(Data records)
_ _ _ _

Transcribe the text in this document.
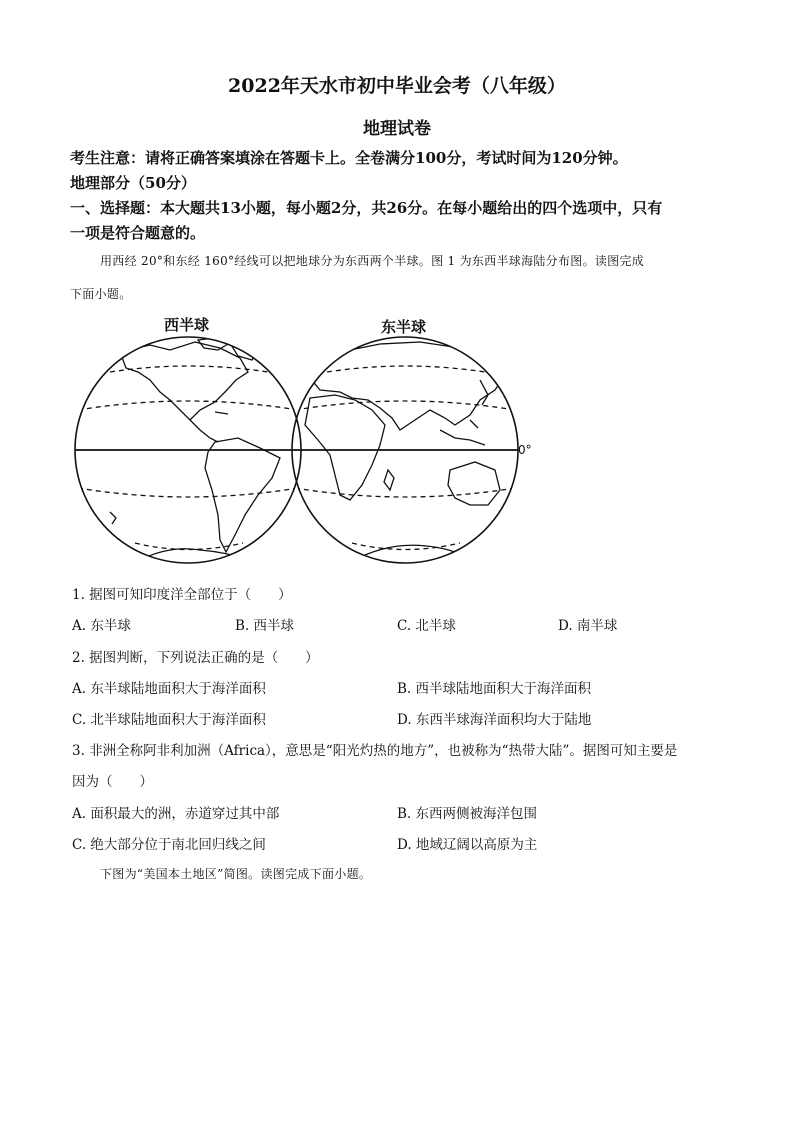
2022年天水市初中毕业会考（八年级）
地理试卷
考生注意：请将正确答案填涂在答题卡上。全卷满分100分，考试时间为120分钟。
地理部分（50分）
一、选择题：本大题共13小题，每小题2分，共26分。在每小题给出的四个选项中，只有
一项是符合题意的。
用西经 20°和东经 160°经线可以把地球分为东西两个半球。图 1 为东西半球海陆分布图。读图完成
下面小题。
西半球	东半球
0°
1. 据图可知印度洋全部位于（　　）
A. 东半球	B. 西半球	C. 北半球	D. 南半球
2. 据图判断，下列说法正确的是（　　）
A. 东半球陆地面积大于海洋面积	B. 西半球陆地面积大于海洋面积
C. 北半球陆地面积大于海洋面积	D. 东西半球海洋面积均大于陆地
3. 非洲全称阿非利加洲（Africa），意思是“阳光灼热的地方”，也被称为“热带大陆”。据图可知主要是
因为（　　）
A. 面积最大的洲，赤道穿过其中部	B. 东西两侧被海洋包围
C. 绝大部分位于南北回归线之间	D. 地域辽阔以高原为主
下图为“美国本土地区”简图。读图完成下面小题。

_ _ _ _

● Task to carry out: Copy each line above precisely, dropping the pictures.

● Complete output:
Transcribe the text in this document.
2022年天水市初中毕业会考（八年级）
地理试卷
考生注意：请将正确答案填涂在答题卡上。全卷满分100分，考试时间为120分钟。
地理部分（50分）
一、选择题：本大题共13小题，每小题2分，共26分。在每小题给出的四个选项中，只有
一项是符合题意的。
用西经 20°和东经 160°经线可以把地球分为东西两个半球。图 1 为东西半球海陆分布图。读图完成
下面小题。
西半球	东半球
0°
1. 据图可知印度洋全部位于（　　）
A. 东半球	B. 西半球	C. 北半球	D. 南半球
2. 据图判断，下列说法正确的是（　　）
A. 东半球陆地面积大于海洋面积	B. 西半球陆地面积大于海洋面积
C. 北半球陆地面积大于海洋面积	D. 东西半球海洋面积均大于陆地
3. 非洲全称阿非利加洲（Africa），意思是“阳光灼热的地方”，也被称为“热带大陆”。据图可知主要是
因为（　　）
A. 面积最大的洲，赤道穿过其中部	B. 东西两侧被海洋包围
C. 绝大部分位于南北回归线之间	D. 地域辽阔以高原为主
下图为“美国本土地区”简图。读图完成下面小题。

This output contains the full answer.